> Task brief: Scan the records for lines with the word "swatch", and copy every such line.

Information provided: Begin

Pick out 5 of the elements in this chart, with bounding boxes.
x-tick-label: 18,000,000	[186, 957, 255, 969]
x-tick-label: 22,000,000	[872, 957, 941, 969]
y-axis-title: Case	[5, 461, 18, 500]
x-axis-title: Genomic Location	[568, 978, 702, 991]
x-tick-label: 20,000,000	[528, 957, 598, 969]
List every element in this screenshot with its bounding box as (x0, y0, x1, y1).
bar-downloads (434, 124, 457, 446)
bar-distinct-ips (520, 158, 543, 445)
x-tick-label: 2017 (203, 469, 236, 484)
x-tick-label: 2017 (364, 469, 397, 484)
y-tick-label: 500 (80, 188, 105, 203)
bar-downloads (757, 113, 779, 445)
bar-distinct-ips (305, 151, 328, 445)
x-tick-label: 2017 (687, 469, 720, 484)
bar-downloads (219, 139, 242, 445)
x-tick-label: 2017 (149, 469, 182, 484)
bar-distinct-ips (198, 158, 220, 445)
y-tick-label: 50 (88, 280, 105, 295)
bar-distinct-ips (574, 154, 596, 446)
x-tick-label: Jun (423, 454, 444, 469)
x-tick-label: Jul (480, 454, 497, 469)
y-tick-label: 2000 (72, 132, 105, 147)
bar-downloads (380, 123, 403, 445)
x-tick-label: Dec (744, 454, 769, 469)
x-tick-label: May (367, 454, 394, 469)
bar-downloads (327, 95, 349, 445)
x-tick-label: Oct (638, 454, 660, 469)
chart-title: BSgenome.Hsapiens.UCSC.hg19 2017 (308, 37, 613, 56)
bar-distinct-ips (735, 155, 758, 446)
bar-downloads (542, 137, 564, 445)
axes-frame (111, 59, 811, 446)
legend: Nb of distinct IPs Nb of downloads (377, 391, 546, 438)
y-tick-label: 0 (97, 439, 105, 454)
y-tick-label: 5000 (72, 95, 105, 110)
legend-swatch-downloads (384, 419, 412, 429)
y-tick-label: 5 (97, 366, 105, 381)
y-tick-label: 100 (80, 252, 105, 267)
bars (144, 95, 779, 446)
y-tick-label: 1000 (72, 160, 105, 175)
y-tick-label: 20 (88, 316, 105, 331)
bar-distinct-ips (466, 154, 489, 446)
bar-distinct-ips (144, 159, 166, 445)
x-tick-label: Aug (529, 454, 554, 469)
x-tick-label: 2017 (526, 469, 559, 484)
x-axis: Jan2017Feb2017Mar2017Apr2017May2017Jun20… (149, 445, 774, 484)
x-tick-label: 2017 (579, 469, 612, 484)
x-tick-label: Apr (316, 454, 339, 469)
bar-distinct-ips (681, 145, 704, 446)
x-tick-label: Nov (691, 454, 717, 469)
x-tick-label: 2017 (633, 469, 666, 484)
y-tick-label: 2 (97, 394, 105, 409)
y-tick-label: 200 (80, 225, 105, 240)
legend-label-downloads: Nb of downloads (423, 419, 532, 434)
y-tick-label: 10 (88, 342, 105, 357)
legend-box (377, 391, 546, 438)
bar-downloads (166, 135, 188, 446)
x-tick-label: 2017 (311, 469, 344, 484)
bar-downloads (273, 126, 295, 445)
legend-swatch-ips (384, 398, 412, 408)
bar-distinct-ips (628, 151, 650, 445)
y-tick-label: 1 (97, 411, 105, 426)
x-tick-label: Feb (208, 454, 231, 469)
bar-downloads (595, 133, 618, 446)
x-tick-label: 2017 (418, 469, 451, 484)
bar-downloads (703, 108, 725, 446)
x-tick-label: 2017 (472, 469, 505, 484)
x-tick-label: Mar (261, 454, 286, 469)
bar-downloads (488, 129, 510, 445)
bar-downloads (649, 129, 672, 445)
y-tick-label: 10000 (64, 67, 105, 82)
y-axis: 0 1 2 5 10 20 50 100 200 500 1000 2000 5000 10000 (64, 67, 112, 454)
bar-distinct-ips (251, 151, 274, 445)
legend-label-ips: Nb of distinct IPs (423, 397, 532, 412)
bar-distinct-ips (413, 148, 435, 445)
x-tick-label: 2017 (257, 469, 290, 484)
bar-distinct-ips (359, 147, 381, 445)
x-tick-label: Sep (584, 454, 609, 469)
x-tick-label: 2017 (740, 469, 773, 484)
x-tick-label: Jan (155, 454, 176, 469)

Information provided: End

> Answer to the problem:
legend-swatch-downloads (384, 419, 412, 429)
legend-swatch-ips (384, 398, 412, 408)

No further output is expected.